(Your objective)
Copy out the records precisely, omitting pictures.

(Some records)
----------

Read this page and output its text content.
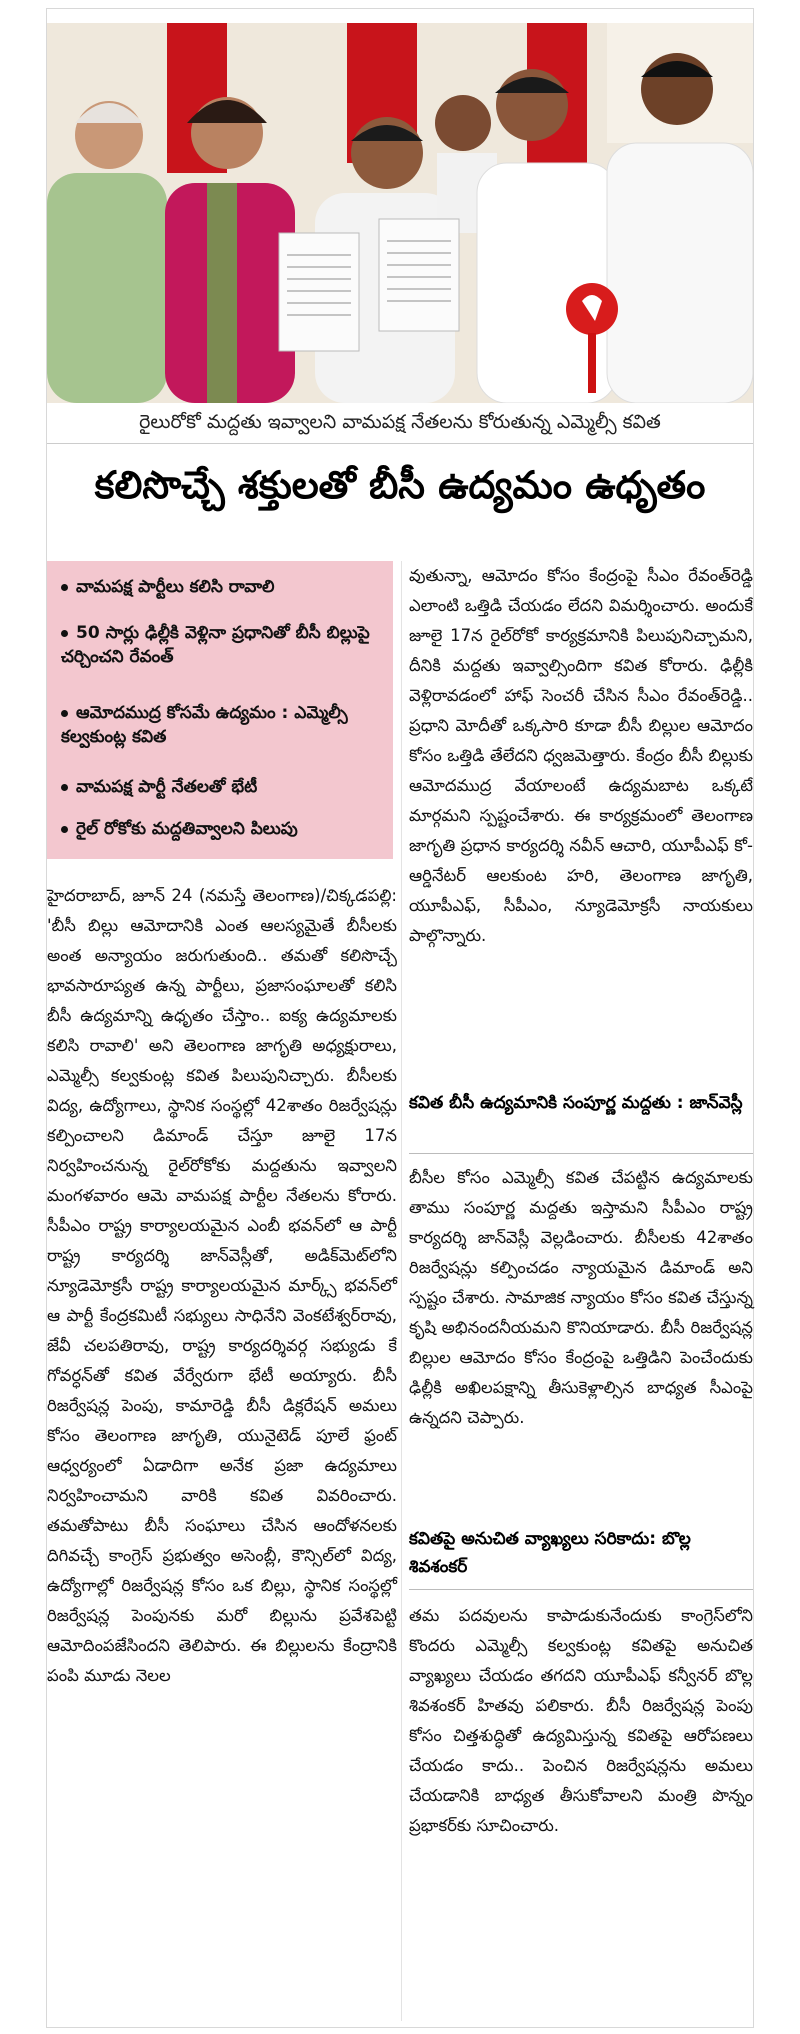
రైలురోకో మద్దతు ఇవ్వాలని వామపక్ష నేతలను కోరుతున్న ఎమ్మెల్సీ కవిత
కలిసొచ్చే శక్తులతో బీసీ ఉద్యమం ఉధృతం
వామపక్ష పార్టీలు కలిసి రావాలి
50 సార్లు ఢిల్లీకి వెళ్లినా ప్రధానితో బీసీ బిల్లుపై చర్చించని రేవంత్
ఆమోదముద్ర కోసమే ఉద్యమం : ఎమ్మెల్సీ కల్వకుంట్ల కవిత
వామపక్ష పార్టీ నేతలతో భేటీ
రైల్ రోకోకు మద్దతివ్వాలని పిలుపు

హైదరాబాద్, జూన్ 24 (నమస్తే తెలంగాణ)/చిక్కడపల్లి: 'బీసీ బిల్లు ఆమోదానికి ఎంత ఆలస్యమైతే బీసీలకు అంత అన్యాయం జరుగుతుంది.. తమతో కలిసొచ్చే భావసారూప్యత ఉన్న పార్టీలు, ప్రజాసంఘాలతో కలిసి బీసీ ఉద్యమాన్ని ఉధృతం చేస్తాం.. ఐక్య ఉద్యమాలకు కలిసి రావాలి' అని తెలంగాణ జాగృతి అధ్యక్షురాలు, ఎమ్మెల్సీ కల్వకుంట్ల కవిత పిలుపునిచ్చారు. బీసీలకు విద్య, ఉద్యోగాలు, స్థానిక సంస్థల్లో 42శాతం రిజర్వేషన్లు కల్పించాలని డిమాండ్ చేస్తూ జూలై 17న నిర్వహించనున్న రైల్‌రోకోకు మద్దతును ఇవ్వాలని మంగళవారం ఆమె వామపక్ష పార్టీల నేతలను కోరారు. సీపీఎం రాష్ట్ర కార్యాలయమైన ఎంబీ భవన్‌లో ఆ పార్టీ రాష్ట్ర కార్యదర్శి జాన్‌వెస్లీతో, అడిక్‌మెట్‌లోని న్యూడెమోక్రసీ రాష్ట్ర కార్యాలయమైన మార్క్స్ భవన్‌లో ఆ పార్టీ కేంద్రకమిటీ సభ్యులు సాధినేని వెంకటేశ్వర్‌రావు, జేవీ చలపతిరావు, రాష్ట్ర కార్యదర్శివర్గ సభ్యుడు కే గోవర్ధన్‌తో కవిత వేర్వేరుగా భేటీ అయ్యారు. బీసీ రిజర్వేషన్ల పెంపు, కామారెడ్డి బీసీ డిక్లరేషన్ అమలు కోసం తెలంగాణ జాగృతి, యునైటెడ్ పూలే ఫ్రంట్ ఆధ్వర్యంలో ఏడాదిగా అనేక ప్రజా ఉద్యమాలు నిర్వహించామని వారికి కవిత వివరించారు. తమతోపాటు బీసీ సంఘాలు చేసిన ఆందోళనలకు దిగివచ్చే కాంగ్రెస్ ప్రభుత్వం అసెంబ్లీ, కౌన్సిల్‌లో విద్య, ఉద్యోగాల్లో రిజర్వేషన్ల కోసం ఒక బిల్లు, స్థానిక సంస్థల్లో రిజర్వేషన్ల పెంపునకు మరో బిల్లును ప్రవేశపెట్టి ఆమోదింపజేసిందని తెలిపారు. ఈ బిల్లులను కేంద్రానికి పంపి మూడు నెలల

వుతున్నా, ఆమోదం కోసం కేంద్రంపై సీఎం రేవంత్‌రెడ్డి ఎలాంటి ఒత్తిడి చేయడం లేదని విమర్శించారు. అందుకే జూలై 17న రైల్‌రోకో కార్యక్రమానికి పిలుపునిచ్చామని, దీనికి మద్దతు ఇవ్వాల్సిందిగా కవిత కోరారు. ఢిల్లీకి వెళ్లిరావడంలో హాఫ్ సెంచరీ చేసిన సీఎం రేవంత్‌రెడ్డి.. ప్రధాని మోదీతో ఒక్కసారి కూడా బీసీ బిల్లుల ఆమోదం కోసం ఒత్తిడి తేలేదని ధ్వజమెత్తారు. కేంద్రం బీసీ బిల్లుకు ఆమోదముద్ర వేయాలంటే ఉద్యమబాట ఒక్కటే మార్గమని స్పష్టంచేశారు. ఈ కార్యక్రమంలో తెలంగాణ జాగృతి ప్రధాన కార్యదర్శి నవీన్ ఆచారి, యూపీఎఫ్ కో-ఆర్డినేటర్ ఆలకుంట హరి, తెలంగాణ జాగృతి, యూపీఎఫ్, సీపీఎం, న్యూడెమోక్రసీ నాయకులు పాల్గొన్నారు.

కవిత బీసీ ఉద్యమానికి సంపూర్ణ మద్దతు : జాన్‌వెస్లీ

బీసీల కోసం ఎమ్మెల్సీ కవిత చేపట్టిన ఉద్యమాలకు తాము సంపూర్ణ మద్దతు ఇస్తామని సీపీఎం రాష్ట్ర కార్యదర్శి జాన్‌వెస్లీ వెల్లడించారు. బీసీలకు 42శాతం రిజర్వేషన్లు కల్పించడం న్యాయమైన డిమాండ్ అని స్పష్టం చేశారు. సామాజిక న్యాయం కోసం కవిత చేస్తున్న కృషి అభినందనీయమని కొనియాడారు. బీసీ రిజర్వేషన్ల బిల్లుల ఆమోదం కోసం కేంద్రంపై ఒత్తిడిని పెంచేందుకు ఢిల్లీకి అఖిలపక్షాన్ని తీసుకెళ్లాల్సిన బాధ్యత సీఎంపై ఉన్నదని చెప్పారు.

కవితపై అనుచిత వ్యాఖ్యలు సరికాదు: బొల్ల శివశంకర్

తమ పదవులను కాపాడుకునేందుకు కాంగ్రెస్‌లోని కొందరు ఎమ్మెల్సీ కల్వకుంట్ల కవితపై అనుచిత వ్యాఖ్యలు చేయడం తగదని యూపీఎఫ్ కన్వీనర్ బొల్ల శివశంకర్ హితవు పలికారు. బీసీ రిజర్వేషన్ల పెంపు కోసం చిత్తశుద్ధితో ఉద్యమిస్తున్న కవితపై ఆరోపణలు చేయడం కాదు.. పెంచిన రిజర్వేషన్లను అమలు చేయడానికి బాధ్యత తీసుకోవాలని మంత్రి పొన్నం ప్రభాకర్‌కు సూచించారు.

----------

(Answer in full)
Read this page and output its text content.
రైలురోకో మద్దతు ఇవ్వాలని వామపక్ష నేతలను కోరుతున్న ఎమ్మెల్సీ కవిత
కలిసొచ్చే శక్తులతో బీసీ ఉద్యమం ఉధృతం
వామపక్ష పార్టీలు కలిసి రావాలి
50 సార్లు ఢిల్లీకి వెళ్లినా ప్రధానితో బీసీ బిల్లుపై చర్చించని రేవంత్
ఆమోదముద్ర కోసమే ఉద్యమం : ఎమ్మెల్సీ కల్వకుంట్ల కవిత
వామపక్ష పార్టీ నేతలతో భేటీ
రైల్ రోకోకు మద్దతివ్వాలని పిలుపు

హైదరాబాద్, జూన్ 24 (నమస్తే తెలంగాణ)/చిక్కడపల్లి: 'బీసీ బిల్లు ఆమోదానికి ఎంత ఆలస్యమైతే బీసీలకు అంత అన్యాయం జరుగుతుంది.. తమతో కలిసొచ్చే భావసారూప్యత ఉన్న పార్టీలు, ప్రజాసంఘాలతో కలిసి బీసీ ఉద్యమాన్ని ఉధృతం చేస్తాం.. ఐక్య ఉద్యమాలకు కలిసి రావాలి' అని తెలంగాణ జాగృతి అధ్యక్షురాలు, ఎమ్మెల్సీ కల్వకుంట్ల కవిత పిలుపునిచ్చారు. బీసీలకు విద్య, ఉద్యోగాలు, స్థానిక సంస్థల్లో 42శాతం రిజర్వేషన్లు కల్పించాలని డిమాండ్ చేస్తూ జూలై 17న నిర్వహించనున్న రైల్‌రోకోకు మద్దతును ఇవ్వాలని మంగళవారం ఆమె వామపక్ష పార్టీల నేతలను కోరారు. సీపీఎం రాష్ట్ర కార్యాలయమైన ఎంబీ భవన్‌లో ఆ పార్టీ రాష్ట్ర కార్యదర్శి జాన్‌వెస్లీతో, అడిక్‌మెట్‌లోని న్యూడెమోక్రసీ రాష్ట్ర కార్యాలయమైన మార్క్స్ భవన్‌లో ఆ పార్టీ కేంద్రకమిటీ సభ్యులు సాధినేని వెంకటేశ్వర్‌రావు, జేవీ చలపతిరావు, రాష్ట్ర కార్యదర్శివర్గ సభ్యుడు కే గోవర్ధన్‌తో కవిత వేర్వేరుగా భేటీ అయ్యారు. బీసీ రిజర్వేషన్ల పెంపు, కామారెడ్డి బీసీ డిక్లరేషన్ అమలు కోసం తెలంగాణ జాగృతి, యునైటెడ్ పూలే ఫ్రంట్ ఆధ్వర్యంలో ఏడాదిగా అనేక ప్రజా ఉద్యమాలు నిర్వహించామని వారికి కవిత వివరించారు. తమతోపాటు బీసీ సంఘాలు చేసిన ఆందోళనలకు దిగివచ్చే కాంగ్రెస్ ప్రభుత్వం అసెంబ్లీ, కౌన్సిల్‌లో విద్య, ఉద్యోగాల్లో రిజర్వేషన్ల కోసం ఒక బిల్లు, స్థానిక సంస్థల్లో రిజర్వేషన్ల పెంపునకు మరో బిల్లును ప్రవేశపెట్టి ఆమోదింపజేసిందని తెలిపారు. ఈ బిల్లులను కేంద్రానికి పంపి మూడు నెలల

వుతున్నా, ఆమోదం కోసం కేంద్రంపై సీఎం రేవంత్‌రెడ్డి ఎలాంటి ఒత్తిడి చేయడం లేదని విమర్శించారు. అందుకే జూలై 17న రైల్‌రోకో కార్యక్రమానికి పిలుపునిచ్చామని, దీనికి మద్దతు ఇవ్వాల్సిందిగా కవిత కోరారు. ఢిల్లీకి వెళ్లిరావడంలో హాఫ్ సెంచరీ చేసిన సీఎం రేవంత్‌రెడ్డి.. ప్రధాని మోదీతో ఒక్కసారి కూడా బీసీ బిల్లుల ఆమోదం కోసం ఒత్తిడి తేలేదని ధ్వజమెత్తారు. కేంద్రం బీసీ బిల్లుకు ఆమోదముద్ర వేయాలంటే ఉద్యమబాట ఒక్కటే మార్గమని స్పష్టంచేశారు. ఈ కార్యక్రమంలో తెలంగాణ జాగృతి ప్రధాన కార్యదర్శి నవీన్ ఆచారి, యూపీఎఫ్ కో-ఆర్డినేటర్ ఆలకుంట హరి, తెలంగాణ జాగృతి, యూపీఎఫ్, సీపీఎం, న్యూడెమోక్రసీ నాయకులు పాల్గొన్నారు.

కవిత బీసీ ఉద్యమానికి సంపూర్ణ మద్దతు : జాన్‌వెస్లీ

బీసీల కోసం ఎమ్మెల్సీ కవిత చేపట్టిన ఉద్యమాలకు తాము సంపూర్ణ మద్దతు ఇస్తామని సీపీఎం రాష్ట్ర కార్యదర్శి జాన్‌వెస్లీ వెల్లడించారు. బీసీలకు 42శాతం రిజర్వేషన్లు కల్పించడం న్యాయమైన డిమాండ్ అని స్పష్టం చేశారు. సామాజిక న్యాయం కోసం కవిత చేస్తున్న కృషి అభినందనీయమని కొనియాడారు. బీసీ రిజర్వేషన్ల బిల్లుల ఆమోదం కోసం కేంద్రంపై ఒత్తిడిని పెంచేందుకు ఢిల్లీకి అఖిలపక్షాన్ని తీసుకెళ్లాల్సిన బాధ్యత సీఎంపై ఉన్నదని చెప్పారు.

కవితపై అనుచిత వ్యాఖ్యలు సరికాదు: బొల్ల శివశంకర్

తమ పదవులను కాపాడుకునేందుకు కాంగ్రెస్‌లోని కొందరు ఎమ్మెల్సీ కల్వకుంట్ల కవితపై అనుచిత వ్యాఖ్యలు చేయడం తగదని యూపీఎఫ్ కన్వీనర్ బొల్ల శివశంకర్ హితవు పలికారు. బీసీ రిజర్వేషన్ల పెంపు కోసం చిత్తశుద్ధితో ఉద్యమిస్తున్న కవితపై ఆరోపణలు చేయడం కాదు.. పెంచిన రిజర్వేషన్లను అమలు చేయడానికి బాధ్యత తీసుకోవాలని మంత్రి పొన్నం ప్రభాకర్‌కు సూచించారు.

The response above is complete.